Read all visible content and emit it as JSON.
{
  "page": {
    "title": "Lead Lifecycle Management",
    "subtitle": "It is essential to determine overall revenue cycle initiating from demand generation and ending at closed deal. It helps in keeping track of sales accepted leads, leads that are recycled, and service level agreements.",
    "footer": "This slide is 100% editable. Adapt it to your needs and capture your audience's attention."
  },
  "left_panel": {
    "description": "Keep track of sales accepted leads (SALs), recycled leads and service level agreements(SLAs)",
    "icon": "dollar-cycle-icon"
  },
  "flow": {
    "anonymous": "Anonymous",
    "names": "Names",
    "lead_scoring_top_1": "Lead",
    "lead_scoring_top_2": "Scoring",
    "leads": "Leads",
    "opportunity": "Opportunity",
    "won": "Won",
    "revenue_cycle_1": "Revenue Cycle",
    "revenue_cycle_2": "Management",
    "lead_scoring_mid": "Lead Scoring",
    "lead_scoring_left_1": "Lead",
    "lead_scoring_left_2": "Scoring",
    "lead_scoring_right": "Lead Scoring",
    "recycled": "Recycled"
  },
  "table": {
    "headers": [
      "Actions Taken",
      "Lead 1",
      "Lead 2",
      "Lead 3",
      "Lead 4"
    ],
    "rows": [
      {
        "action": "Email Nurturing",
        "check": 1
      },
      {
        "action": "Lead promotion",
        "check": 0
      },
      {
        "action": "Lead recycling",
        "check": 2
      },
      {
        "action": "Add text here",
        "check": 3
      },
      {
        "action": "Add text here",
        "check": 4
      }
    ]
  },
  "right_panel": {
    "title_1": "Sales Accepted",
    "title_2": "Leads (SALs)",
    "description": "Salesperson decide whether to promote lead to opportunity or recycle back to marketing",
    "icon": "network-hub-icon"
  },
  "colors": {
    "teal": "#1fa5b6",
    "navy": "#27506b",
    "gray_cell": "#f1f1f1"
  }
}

────

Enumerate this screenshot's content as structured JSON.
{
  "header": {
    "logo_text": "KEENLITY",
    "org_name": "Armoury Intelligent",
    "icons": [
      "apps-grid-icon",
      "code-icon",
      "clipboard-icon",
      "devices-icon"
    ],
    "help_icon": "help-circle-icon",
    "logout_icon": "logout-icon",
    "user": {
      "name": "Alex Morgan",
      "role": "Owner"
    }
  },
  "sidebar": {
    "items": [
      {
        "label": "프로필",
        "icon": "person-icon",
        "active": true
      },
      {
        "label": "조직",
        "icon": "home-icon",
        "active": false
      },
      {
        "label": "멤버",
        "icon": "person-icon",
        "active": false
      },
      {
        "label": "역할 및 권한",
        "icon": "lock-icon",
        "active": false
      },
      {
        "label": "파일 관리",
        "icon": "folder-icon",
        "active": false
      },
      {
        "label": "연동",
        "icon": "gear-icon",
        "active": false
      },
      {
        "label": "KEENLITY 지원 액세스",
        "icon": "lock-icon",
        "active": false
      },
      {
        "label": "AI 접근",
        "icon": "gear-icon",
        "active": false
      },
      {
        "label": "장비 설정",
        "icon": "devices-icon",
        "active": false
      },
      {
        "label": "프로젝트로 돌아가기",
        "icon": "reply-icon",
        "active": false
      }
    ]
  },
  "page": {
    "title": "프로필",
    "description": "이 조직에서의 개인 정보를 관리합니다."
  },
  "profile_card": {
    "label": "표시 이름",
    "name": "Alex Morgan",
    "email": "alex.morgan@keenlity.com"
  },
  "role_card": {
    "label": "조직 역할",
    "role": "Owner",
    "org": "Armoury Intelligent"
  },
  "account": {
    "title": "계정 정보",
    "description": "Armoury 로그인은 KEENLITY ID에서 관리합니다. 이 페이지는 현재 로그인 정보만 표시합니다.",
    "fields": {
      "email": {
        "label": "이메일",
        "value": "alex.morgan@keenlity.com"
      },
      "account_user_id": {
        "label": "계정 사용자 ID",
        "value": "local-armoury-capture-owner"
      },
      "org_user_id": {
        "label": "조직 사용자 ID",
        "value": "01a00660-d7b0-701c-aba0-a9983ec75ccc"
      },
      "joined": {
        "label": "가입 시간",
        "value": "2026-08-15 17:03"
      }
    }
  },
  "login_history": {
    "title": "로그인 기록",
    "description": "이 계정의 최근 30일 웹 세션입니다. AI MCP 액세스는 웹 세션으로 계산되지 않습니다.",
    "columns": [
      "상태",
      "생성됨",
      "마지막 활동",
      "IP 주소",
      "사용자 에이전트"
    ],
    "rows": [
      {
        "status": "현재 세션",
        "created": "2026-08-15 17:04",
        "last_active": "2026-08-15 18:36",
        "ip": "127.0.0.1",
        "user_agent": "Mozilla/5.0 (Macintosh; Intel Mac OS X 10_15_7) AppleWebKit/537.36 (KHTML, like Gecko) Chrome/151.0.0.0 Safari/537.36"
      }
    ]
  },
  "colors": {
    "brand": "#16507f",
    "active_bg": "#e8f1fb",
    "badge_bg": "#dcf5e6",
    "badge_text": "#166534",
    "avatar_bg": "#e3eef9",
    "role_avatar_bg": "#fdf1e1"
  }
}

────

TASK DIRECTIONS: Search the entries for the word "JSON", then gather every line that has it.

PROBLEM SOLUTION:
Read all visible content and emit it as JSON.
Enumerate this screenshot's content as structured JSON.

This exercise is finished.